WHAT IS EXPECTED:
Give back a single number, the count of lines containing the word "arrow".

INFORMATION SUPPLIED:

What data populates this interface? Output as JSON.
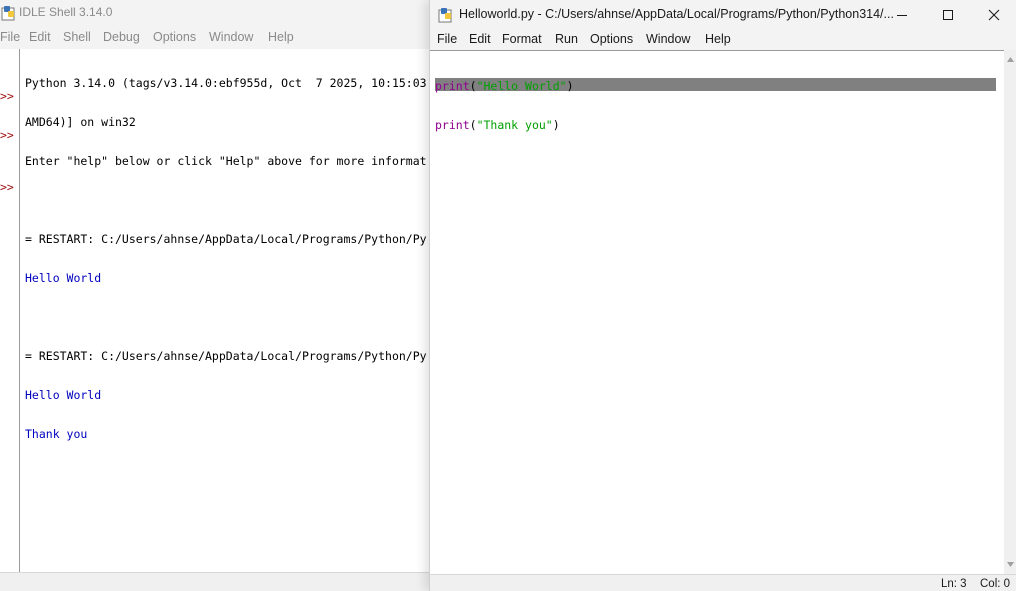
{
  "shell": {
    "title": "IDLE Shell 3.14.0",
    "menu": [
      "File",
      "Edit",
      "Shell",
      "Debug",
      "Options",
      "Window",
      "Help"
    ],
    "lines": [
      "Python 3.14.0 (tags/v3.14.0:ebf955d, Oct  7 2025, 10:15:03",
      "AMD64)] on win32",
      "Enter \"help\" below or click \"Help\" above for more informat",
      "",
      "= RESTART: C:/Users/ahnse/AppData/Local/Programs/Python/Py",
      "Hello World",
      "",
      "= RESTART: C:/Users/ahnse/AppData/Local/Programs/Python/Py",
      "Hello World",
      "Thank you"
    ],
    "prompt": ">>"
  },
  "editor": {
    "title": "Helloworld.py - C:/Users/ahnse/AppData/Local/Programs/Python/Python314/...",
    "menu": [
      "File",
      "Edit",
      "Format",
      "Run",
      "Options",
      "Window",
      "Help"
    ],
    "code": [
      {
        "func": "print",
        "open": "(",
        "str": "\"Hello World\"",
        "close": ")"
      },
      {
        "func": "print",
        "open": "(",
        "str": "\"Thank you\"",
        "close": ")"
      }
    ],
    "status": {
      "line": "Ln: 3",
      "col": "Col: 0"
    }
  },
  "icons": {
    "app": "python-idle-icon",
    "minimize": "minimize-icon",
    "maximize": "maximize-icon",
    "close": "close-icon",
    "scroll_up": "scroll-up-arrow-icon",
    "scroll_down": "scroll-down-arrow-icon"
  },
  "colors": {
    "shell_output": "#0000c0",
    "prompt": "#9b1010",
    "keyword_builtin": "#900090",
    "string": "#00a000",
    "current_line_highlight": "#808080"
  }
}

WRITTEN RESPONSE:
2